REQUIREMENT: Lines containing the word "PDMS" should be extracted in full.

※ ※ ※

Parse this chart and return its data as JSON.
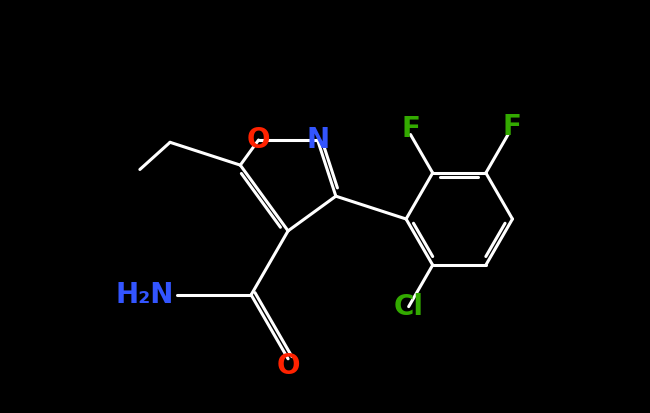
{
  "background_color": "#000000",
  "bond_color": "#ffffff",
  "bond_width": 2.2,
  "figsize": [
    6.5,
    4.13
  ],
  "dpi": 100,
  "colors": {
    "O": "#ff2200",
    "N": "#3355ff",
    "F": "#33aa00",
    "Cl": "#33aa00",
    "bond": "#ffffff"
  },
  "font_size_atom": 20
}
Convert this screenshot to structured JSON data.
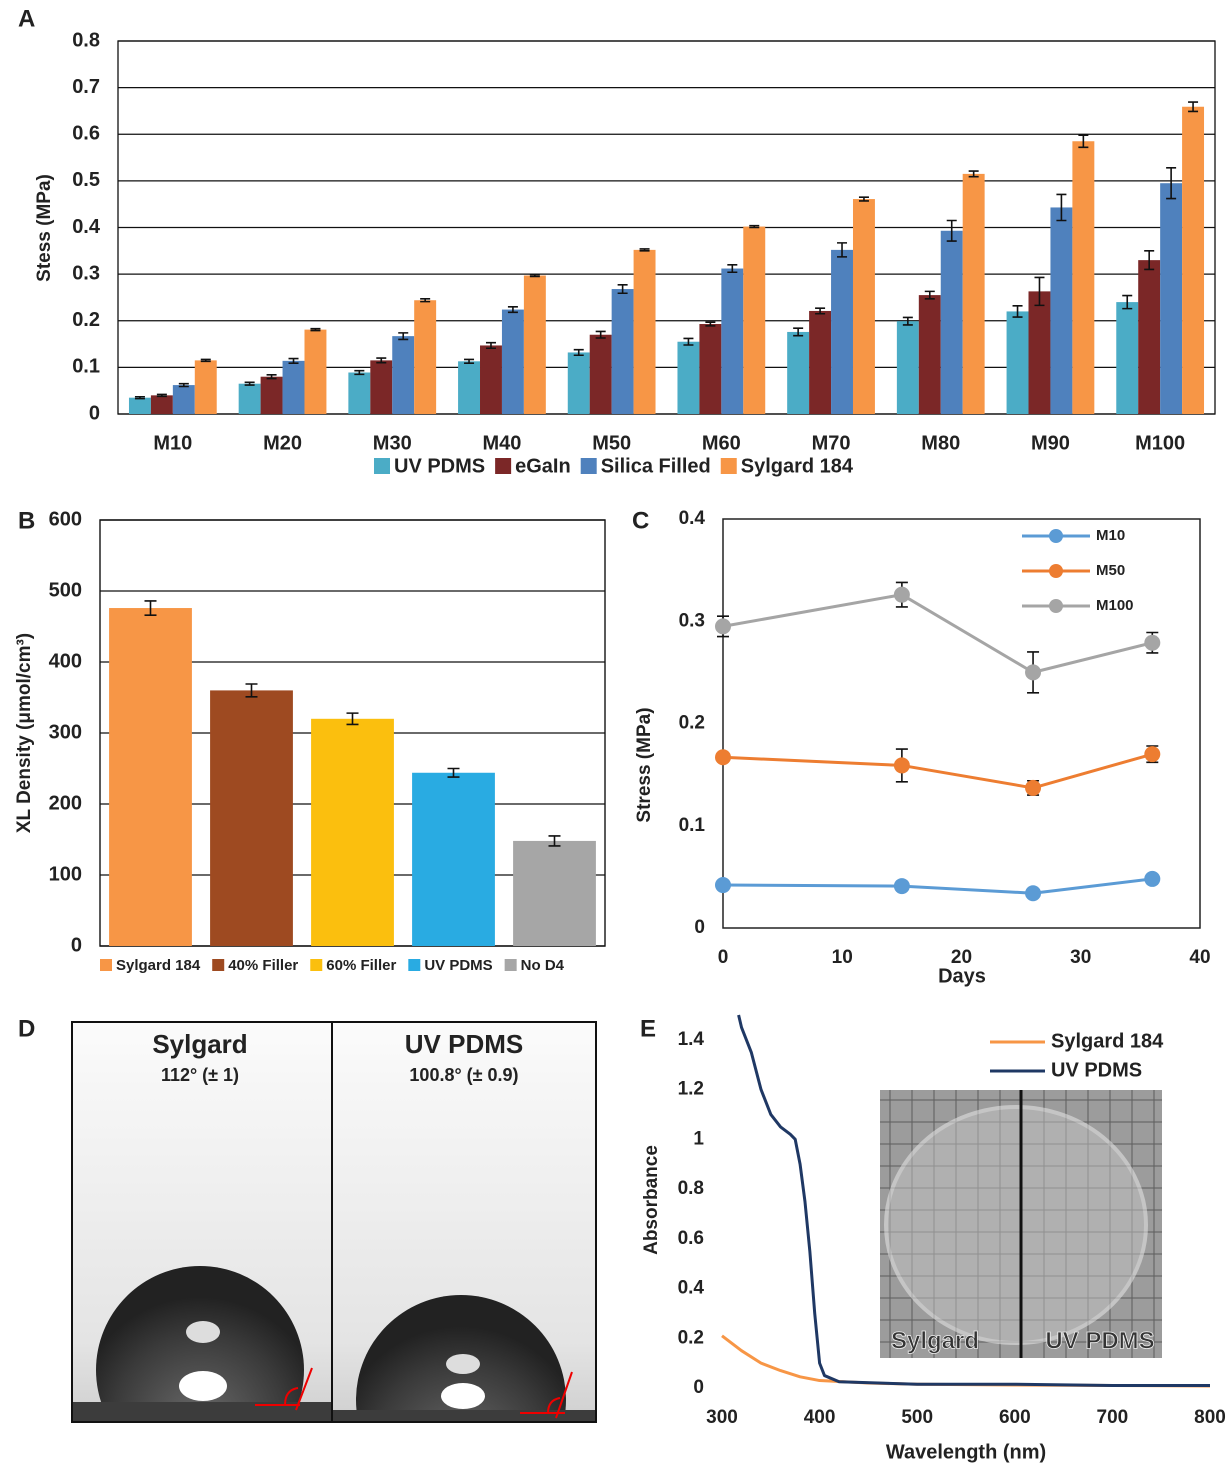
{
  "chart_data": [
    {
      "type": "bar",
      "panel": "A",
      "y_label": "Stess (MPa)",
      "categories": [
        "M10",
        "M20",
        "M30",
        "M40",
        "M50",
        "M60",
        "M70",
        "M80",
        "M90",
        "M100"
      ],
      "series": [
        {
          "name": "UV PDMS",
          "color": "#4bacc6",
          "values": [
            0.035,
            0.065,
            0.089,
            0.113,
            0.132,
            0.155,
            0.176,
            0.199,
            0.22,
            0.24
          ],
          "errors": [
            0.002,
            0.003,
            0.004,
            0.004,
            0.006,
            0.007,
            0.008,
            0.008,
            0.012,
            0.014
          ]
        },
        {
          "name": "eGaIn",
          "color": "#7b2727",
          "values": [
            0.04,
            0.08,
            0.115,
            0.147,
            0.17,
            0.193,
            0.221,
            0.255,
            0.263,
            0.33
          ],
          "errors": [
            0.002,
            0.004,
            0.005,
            0.006,
            0.007,
            0.004,
            0.006,
            0.008,
            0.03,
            0.02
          ]
        },
        {
          "name": "Silica Filled",
          "color": "#4f81bd",
          "values": [
            0.062,
            0.114,
            0.167,
            0.224,
            0.268,
            0.312,
            0.352,
            0.393,
            0.443,
            0.495
          ],
          "errors": [
            0.003,
            0.005,
            0.007,
            0.006,
            0.009,
            0.008,
            0.015,
            0.022,
            0.028,
            0.033
          ]
        },
        {
          "name": "Sylgard 184",
          "color": "#f79646",
          "values": [
            0.115,
            0.181,
            0.244,
            0.297,
            0.352,
            0.402,
            0.461,
            0.515,
            0.585,
            0.659
          ],
          "errors": [
            0.002,
            0.002,
            0.003,
            0.002,
            0.002,
            0.002,
            0.004,
            0.006,
            0.013,
            0.01
          ]
        }
      ],
      "ylim": [
        0,
        0.8
      ],
      "yticks": [
        0,
        0.1,
        0.2,
        0.3,
        0.4,
        0.5,
        0.6,
        0.7,
        0.8
      ],
      "grid": true,
      "legend": "bottom"
    },
    {
      "type": "bar",
      "panel": "B",
      "y_label": "XL Density (μmol/cm³)",
      "categories": [
        "Sylgard 184",
        "40% Filler",
        "60% Filler",
        "UV PDMS",
        "No D4"
      ],
      "values": [
        476,
        360,
        320,
        244,
        148
      ],
      "errors": [
        10,
        9,
        8,
        6,
        7
      ],
      "colors": [
        "#f79646",
        "#9e4a21",
        "#fbbf0e",
        "#29abe2",
        "#a6a6a6"
      ],
      "ylim": [
        0,
        600
      ],
      "yticks": [
        0,
        100,
        200,
        300,
        400,
        500,
        600
      ],
      "grid": true,
      "legend": "bottom"
    },
    {
      "type": "line",
      "panel": "C",
      "x_label": "Days",
      "y_label": "Stress (MPa)",
      "x": [
        0,
        15,
        26,
        36
      ],
      "series": [
        {
          "name": "M10",
          "color": "#5b9bd5",
          "values": [
            0.042,
            0.041,
            0.034,
            0.048
          ]
        },
        {
          "name": "M50",
          "color": "#ed7d31",
          "values": [
            0.167,
            0.159,
            0.137,
            0.17
          ],
          "errors": [
            0.003,
            0.016,
            0.007,
            0.008
          ]
        },
        {
          "name": "M100",
          "color": "#a5a5a5",
          "values": [
            0.295,
            0.326,
            0.25,
            0.279
          ],
          "errors": [
            0.01,
            0.012,
            0.02,
            0.01
          ]
        }
      ],
      "xlim": [
        0,
        40
      ],
      "xticks": [
        0,
        10,
        20,
        30,
        40
      ],
      "ylim": [
        0,
        0.4
      ],
      "yticks": [
        0,
        0.1,
        0.2,
        0.3,
        0.4
      ],
      "markers": true,
      "legend": "top-right"
    },
    {
      "type": "line",
      "panel": "E",
      "x_label": "Wavelength (nm)",
      "y_label": "Absorbance",
      "series": [
        {
          "name": "Sylgard 184",
          "color": "#f79646",
          "x": [
            300,
            320,
            340,
            360,
            380,
            400,
            450,
            500,
            600,
            700,
            800
          ],
          "values": [
            0.21,
            0.15,
            0.1,
            0.07,
            0.045,
            0.03,
            0.02,
            0.015,
            0.012,
            0.01,
            0.008
          ]
        },
        {
          "name": "UV PDMS",
          "color": "#1f3864",
          "x": [
            317,
            320,
            330,
            340,
            350,
            360,
            370,
            375,
            380,
            385,
            390,
            395,
            400,
            405,
            420,
            500,
            600,
            700,
            800
          ],
          "values": [
            1.5,
            1.45,
            1.35,
            1.2,
            1.1,
            1.05,
            1.02,
            1.0,
            0.9,
            0.75,
            0.55,
            0.3,
            0.1,
            0.05,
            0.025,
            0.015,
            0.015,
            0.01,
            0.01
          ]
        }
      ],
      "xlim": [
        300,
        800
      ],
      "xticks": [
        300,
        400,
        500,
        600,
        700,
        800
      ],
      "ylim": [
        0,
        1.5
      ],
      "yticks": [
        0,
        0.2,
        0.4,
        0.6,
        0.8,
        1,
        1.2,
        1.4
      ],
      "legend": "top-right",
      "inset_labels": [
        "Sylgard",
        "UV PDMS"
      ]
    }
  ],
  "contact_angle": {
    "panel": "D",
    "images": [
      {
        "title": "Sylgard",
        "angle": "112° (± 1)"
      },
      {
        "title": "UV PDMS",
        "angle": "100.8° (± 0.9)"
      }
    ]
  }
}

※ ※ ※

OUTPUT BELOW:
          "name": "UV PDMS",
        "UV PDMS",
          "name": "UV PDMS",
        "UV PDMS"
        "title": "UV PDMS",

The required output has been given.